LISTED ENTRIES –

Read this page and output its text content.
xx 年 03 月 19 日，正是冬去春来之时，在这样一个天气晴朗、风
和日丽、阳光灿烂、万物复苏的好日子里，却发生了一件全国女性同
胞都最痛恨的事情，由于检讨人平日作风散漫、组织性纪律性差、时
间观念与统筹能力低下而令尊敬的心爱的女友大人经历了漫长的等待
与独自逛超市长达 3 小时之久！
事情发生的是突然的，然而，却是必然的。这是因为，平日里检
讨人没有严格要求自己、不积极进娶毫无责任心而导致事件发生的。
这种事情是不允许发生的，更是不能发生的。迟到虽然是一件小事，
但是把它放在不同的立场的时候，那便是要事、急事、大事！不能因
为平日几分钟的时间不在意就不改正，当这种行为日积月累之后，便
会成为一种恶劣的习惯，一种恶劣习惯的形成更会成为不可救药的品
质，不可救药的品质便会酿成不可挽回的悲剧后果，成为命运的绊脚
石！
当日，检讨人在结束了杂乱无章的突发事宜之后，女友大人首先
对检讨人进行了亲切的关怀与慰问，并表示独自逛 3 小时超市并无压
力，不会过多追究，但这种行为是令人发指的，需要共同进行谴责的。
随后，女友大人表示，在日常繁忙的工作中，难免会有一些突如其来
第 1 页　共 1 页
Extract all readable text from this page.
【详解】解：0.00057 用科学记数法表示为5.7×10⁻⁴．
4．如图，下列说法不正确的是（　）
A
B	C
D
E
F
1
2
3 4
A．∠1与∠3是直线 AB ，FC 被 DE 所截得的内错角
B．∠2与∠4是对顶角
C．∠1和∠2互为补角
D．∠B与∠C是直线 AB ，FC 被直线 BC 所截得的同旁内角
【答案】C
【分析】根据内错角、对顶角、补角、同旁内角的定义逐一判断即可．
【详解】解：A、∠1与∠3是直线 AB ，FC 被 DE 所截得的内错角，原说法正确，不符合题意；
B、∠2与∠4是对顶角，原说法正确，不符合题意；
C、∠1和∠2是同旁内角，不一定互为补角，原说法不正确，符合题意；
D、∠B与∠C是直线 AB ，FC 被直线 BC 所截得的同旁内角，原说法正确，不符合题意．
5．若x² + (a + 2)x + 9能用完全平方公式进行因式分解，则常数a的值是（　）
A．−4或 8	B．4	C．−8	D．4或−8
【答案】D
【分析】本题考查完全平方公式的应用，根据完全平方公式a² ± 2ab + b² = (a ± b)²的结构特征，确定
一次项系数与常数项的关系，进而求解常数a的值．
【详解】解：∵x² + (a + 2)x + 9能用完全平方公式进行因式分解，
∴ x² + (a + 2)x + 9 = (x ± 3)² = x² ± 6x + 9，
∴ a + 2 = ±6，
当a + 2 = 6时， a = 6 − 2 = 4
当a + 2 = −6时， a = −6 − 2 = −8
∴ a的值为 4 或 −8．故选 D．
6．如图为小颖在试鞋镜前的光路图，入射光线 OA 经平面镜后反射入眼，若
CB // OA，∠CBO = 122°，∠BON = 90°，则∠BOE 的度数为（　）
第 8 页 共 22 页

GIVEN TASK –
Repeat the material word for word, in full.

RESULT OF THE TASK –
Read this page and output its text content.
xx 年 03 月 19 日，正是冬去春来之时，在这样一个天气晴朗、风
和日丽、阳光灿烂、万物复苏的好日子里，却发生了一件全国女性同
胞都最痛恨的事情，由于检讨人平日作风散漫、组织性纪律性差、时
间观念与统筹能力低下而令尊敬的心爱的女友大人经历了漫长的等待
与独自逛超市长达 3 小时之久！
事情发生的是突然的，然而，却是必然的。这是因为，平日里检
讨人没有严格要求自己、不积极进娶毫无责任心而导致事件发生的。
这种事情是不允许发生的，更是不能发生的。迟到虽然是一件小事，
但是把它放在不同的立场的时候，那便是要事、急事、大事！不能因
为平日几分钟的时间不在意就不改正，当这种行为日积月累之后，便
会成为一种恶劣的习惯，一种恶劣习惯的形成更会成为不可救药的品
质，不可救药的品质便会酿成不可挽回的悲剧后果，成为命运的绊脚
石！
当日，检讨人在结束了杂乱无章的突发事宜之后，女友大人首先
对检讨人进行了亲切的关怀与慰问，并表示独自逛 3 小时超市并无压
力，不会过多追究，但这种行为是令人发指的，需要共同进行谴责的。
随后，女友大人表示，在日常繁忙的工作中，难免会有一些突如其来
第 1 页　共 1 页
Extract all readable text from this page.
【详解】解：0.00057 用科学记数法表示为5.7×10⁻⁴．
4．如图，下列说法不正确的是（　）
A
B	C
D
E
F
1
2
3 4
A．∠1与∠3是直线 AB ，FC 被 DE 所截得的内错角
B．∠2与∠4是对顶角
C．∠1和∠2互为补角
D．∠B与∠C是直线 AB ，FC 被直线 BC 所截得的同旁内角
【答案】C
【分析】根据内错角、对顶角、补角、同旁内角的定义逐一判断即可．
【详解】解：A、∠1与∠3是直线 AB ，FC 被 DE 所截得的内错角，原说法正确，不符合题意；
B、∠2与∠4是对顶角，原说法正确，不符合题意；
C、∠1和∠2是同旁内角，不一定互为补角，原说法不正确，符合题意；
D、∠B与∠C是直线 AB ，FC 被直线 BC 所截得的同旁内角，原说法正确，不符合题意．
5．若x² + (a + 2)x + 9能用完全平方公式进行因式分解，则常数a的值是（　）
A．−4或 8	B．4	C．−8	D．4或−8
【答案】D
【分析】本题考查完全平方公式的应用，根据完全平方公式a² ± 2ab + b² = (a ± b)²的结构特征，确定
一次项系数与常数项的关系，进而求解常数a的值．
【详解】解：∵x² + (a + 2)x + 9能用完全平方公式进行因式分解，
∴ x² + (a + 2)x + 9 = (x ± 3)² = x² ± 6x + 9，
∴ a + 2 = ±6，
当a + 2 = 6时， a = 6 − 2 = 4
当a + 2 = −6时， a = −6 − 2 = −8
∴ a的值为 4 或 −8．故选 D．
6．如图为小颖在试鞋镜前的光路图，入射光线 OA 经平面镜后反射入眼，若
CB // OA，∠CBO = 122°，∠BON = 90°，则∠BOE 的度数为（　）
第 8 页 共 22 页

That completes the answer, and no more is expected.